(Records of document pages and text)

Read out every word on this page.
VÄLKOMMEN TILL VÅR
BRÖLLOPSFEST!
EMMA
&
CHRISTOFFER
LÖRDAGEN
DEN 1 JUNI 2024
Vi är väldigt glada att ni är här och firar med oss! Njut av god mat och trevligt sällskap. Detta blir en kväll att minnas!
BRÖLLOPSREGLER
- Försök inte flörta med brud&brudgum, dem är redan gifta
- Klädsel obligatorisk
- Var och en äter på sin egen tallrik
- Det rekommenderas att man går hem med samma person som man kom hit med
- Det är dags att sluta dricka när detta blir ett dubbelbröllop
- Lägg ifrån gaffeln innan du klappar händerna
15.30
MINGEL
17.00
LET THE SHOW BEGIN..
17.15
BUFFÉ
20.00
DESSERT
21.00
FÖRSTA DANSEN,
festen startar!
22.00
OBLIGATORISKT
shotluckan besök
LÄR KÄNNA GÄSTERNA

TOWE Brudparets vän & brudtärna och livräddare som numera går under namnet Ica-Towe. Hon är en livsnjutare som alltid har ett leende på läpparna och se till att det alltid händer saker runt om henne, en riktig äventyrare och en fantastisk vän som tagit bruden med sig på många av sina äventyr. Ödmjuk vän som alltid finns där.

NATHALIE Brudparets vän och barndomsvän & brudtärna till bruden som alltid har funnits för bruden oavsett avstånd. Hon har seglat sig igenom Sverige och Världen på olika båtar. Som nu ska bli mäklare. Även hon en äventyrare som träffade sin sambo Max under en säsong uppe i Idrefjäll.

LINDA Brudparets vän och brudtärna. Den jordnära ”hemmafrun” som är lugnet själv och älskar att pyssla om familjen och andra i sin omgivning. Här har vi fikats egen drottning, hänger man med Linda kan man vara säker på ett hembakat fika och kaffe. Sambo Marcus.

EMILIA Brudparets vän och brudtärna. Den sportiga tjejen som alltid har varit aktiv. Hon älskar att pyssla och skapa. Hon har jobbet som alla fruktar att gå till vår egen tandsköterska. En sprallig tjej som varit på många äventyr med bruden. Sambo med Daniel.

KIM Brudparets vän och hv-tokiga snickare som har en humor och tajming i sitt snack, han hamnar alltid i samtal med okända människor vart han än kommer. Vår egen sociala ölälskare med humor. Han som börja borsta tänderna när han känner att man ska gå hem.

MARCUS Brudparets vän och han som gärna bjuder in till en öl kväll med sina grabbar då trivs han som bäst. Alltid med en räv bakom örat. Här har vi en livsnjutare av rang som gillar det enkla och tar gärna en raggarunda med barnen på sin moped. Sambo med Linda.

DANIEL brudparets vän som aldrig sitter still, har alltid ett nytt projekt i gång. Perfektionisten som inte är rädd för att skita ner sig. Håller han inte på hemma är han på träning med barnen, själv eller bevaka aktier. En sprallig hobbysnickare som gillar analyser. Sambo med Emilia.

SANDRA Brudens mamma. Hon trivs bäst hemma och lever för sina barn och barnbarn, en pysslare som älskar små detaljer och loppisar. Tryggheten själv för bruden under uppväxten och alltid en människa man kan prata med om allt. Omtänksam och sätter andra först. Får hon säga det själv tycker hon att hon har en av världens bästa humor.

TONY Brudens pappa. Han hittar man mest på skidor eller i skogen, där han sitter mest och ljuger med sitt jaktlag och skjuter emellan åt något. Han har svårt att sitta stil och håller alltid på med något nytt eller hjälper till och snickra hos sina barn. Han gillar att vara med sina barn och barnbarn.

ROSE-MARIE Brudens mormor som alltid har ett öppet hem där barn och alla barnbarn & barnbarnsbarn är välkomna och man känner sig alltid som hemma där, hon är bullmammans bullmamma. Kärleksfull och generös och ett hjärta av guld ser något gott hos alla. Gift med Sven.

■ Task goal
Copy out each line of the data in which the word "vara" appears.

■ Answer box
LINDA Brudparets vän och brudtärna. Den jordnära ”hemmafrun” som är lugnet själv och älskar att pyssla om familjen och andra i sin omgivning. Här har vi fikats egen drottning, hänger man med Linda kan man vara säker på ett hembakat fika och kaffe. Sambo Marcus.
TONY Brudens pappa. Han hittar man mest på skidor eller i skogen, där han sitter mest och ljuger med sitt jaktlag och skjuter emellan åt något. Han har svårt att sitta stil och håller alltid på med något nytt eller hjälper till och snickra hos sina barn. Han gillar att vara med sina barn och barnbarn.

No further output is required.